Dataset excerpts

###

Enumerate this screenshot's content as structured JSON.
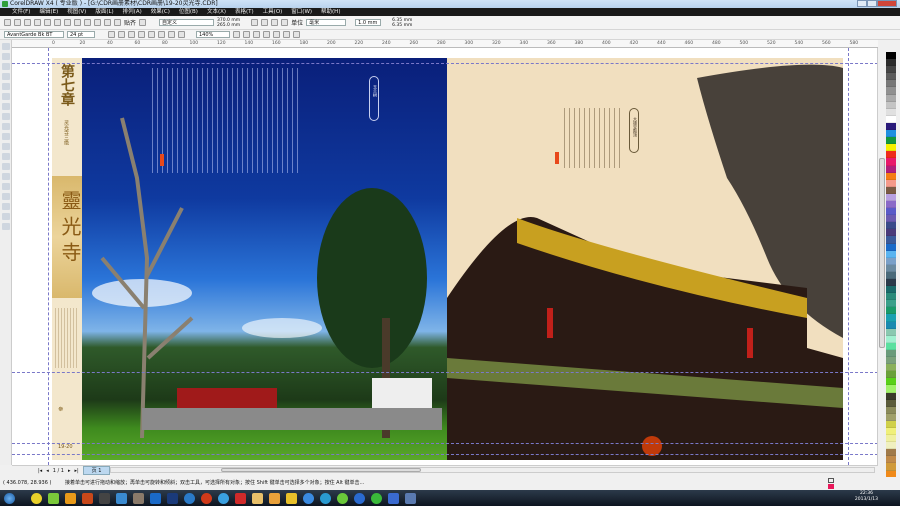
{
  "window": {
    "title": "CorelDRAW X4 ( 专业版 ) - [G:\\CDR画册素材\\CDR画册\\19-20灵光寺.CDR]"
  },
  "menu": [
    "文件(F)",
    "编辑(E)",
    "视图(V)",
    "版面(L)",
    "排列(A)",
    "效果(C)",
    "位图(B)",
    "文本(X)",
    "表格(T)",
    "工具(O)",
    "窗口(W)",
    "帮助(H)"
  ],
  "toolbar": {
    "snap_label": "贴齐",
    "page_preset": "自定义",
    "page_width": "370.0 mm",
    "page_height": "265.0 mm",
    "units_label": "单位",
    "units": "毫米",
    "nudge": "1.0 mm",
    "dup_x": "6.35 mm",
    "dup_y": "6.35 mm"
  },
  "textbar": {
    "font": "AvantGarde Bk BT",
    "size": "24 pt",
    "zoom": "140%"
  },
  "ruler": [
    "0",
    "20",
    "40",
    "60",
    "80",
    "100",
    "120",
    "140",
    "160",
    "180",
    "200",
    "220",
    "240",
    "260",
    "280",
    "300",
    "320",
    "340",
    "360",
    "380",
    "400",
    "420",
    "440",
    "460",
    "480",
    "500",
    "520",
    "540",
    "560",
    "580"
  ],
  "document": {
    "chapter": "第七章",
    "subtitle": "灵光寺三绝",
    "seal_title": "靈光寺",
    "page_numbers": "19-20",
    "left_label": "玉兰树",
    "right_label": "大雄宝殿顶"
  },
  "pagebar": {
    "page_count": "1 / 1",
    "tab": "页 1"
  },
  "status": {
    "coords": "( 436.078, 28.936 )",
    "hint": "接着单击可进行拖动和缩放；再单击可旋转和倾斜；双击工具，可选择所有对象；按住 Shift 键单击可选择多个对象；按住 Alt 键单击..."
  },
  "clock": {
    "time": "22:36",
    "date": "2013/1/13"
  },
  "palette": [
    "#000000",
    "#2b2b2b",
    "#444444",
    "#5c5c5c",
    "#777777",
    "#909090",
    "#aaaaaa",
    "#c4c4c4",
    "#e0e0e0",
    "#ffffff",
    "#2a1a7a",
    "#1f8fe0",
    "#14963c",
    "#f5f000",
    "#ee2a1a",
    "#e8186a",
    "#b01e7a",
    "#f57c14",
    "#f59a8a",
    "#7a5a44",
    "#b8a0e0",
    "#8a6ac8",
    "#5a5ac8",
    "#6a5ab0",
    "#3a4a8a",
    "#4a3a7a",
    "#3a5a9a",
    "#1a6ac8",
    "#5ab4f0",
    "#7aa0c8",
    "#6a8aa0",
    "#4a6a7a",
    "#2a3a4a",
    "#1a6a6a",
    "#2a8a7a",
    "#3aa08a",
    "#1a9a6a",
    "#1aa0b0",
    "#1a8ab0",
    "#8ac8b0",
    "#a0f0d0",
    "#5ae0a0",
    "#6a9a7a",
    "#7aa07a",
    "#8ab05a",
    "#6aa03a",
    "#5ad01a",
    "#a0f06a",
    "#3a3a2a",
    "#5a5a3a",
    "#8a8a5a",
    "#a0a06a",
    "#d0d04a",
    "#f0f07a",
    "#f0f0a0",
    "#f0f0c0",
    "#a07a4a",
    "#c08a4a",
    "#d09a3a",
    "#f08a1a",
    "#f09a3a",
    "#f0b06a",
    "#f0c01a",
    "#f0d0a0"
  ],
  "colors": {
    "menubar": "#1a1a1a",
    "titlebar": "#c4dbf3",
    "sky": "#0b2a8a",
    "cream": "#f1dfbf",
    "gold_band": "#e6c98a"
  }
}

###

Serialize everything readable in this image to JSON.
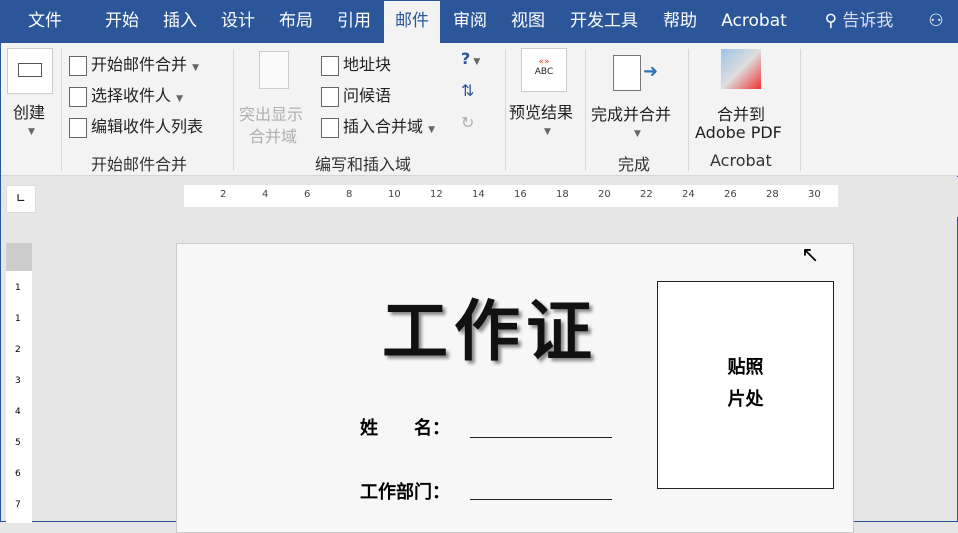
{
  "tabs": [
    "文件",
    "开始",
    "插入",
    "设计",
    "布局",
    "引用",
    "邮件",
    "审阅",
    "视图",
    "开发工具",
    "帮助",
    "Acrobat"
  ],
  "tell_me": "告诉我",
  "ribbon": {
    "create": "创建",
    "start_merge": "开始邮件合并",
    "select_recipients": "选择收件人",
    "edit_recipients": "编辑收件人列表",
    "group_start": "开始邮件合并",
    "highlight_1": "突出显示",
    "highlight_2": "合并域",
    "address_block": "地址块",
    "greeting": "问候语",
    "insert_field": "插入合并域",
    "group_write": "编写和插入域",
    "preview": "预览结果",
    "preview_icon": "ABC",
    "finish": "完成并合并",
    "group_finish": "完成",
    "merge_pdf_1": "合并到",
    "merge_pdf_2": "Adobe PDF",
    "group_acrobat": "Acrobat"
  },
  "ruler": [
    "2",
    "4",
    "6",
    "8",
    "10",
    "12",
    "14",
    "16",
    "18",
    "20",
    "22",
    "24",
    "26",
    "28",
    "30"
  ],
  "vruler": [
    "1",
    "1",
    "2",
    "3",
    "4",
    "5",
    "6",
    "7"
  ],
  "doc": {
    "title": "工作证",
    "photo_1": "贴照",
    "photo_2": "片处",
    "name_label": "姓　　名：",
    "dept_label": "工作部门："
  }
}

###

_Exercise instructions_.
Find every line in the records that contains the word "this"; copy those lines.

_Reply_.
Enumerate this screenshot's content as structured JSON.
Serialize everything readable in this image to JSON.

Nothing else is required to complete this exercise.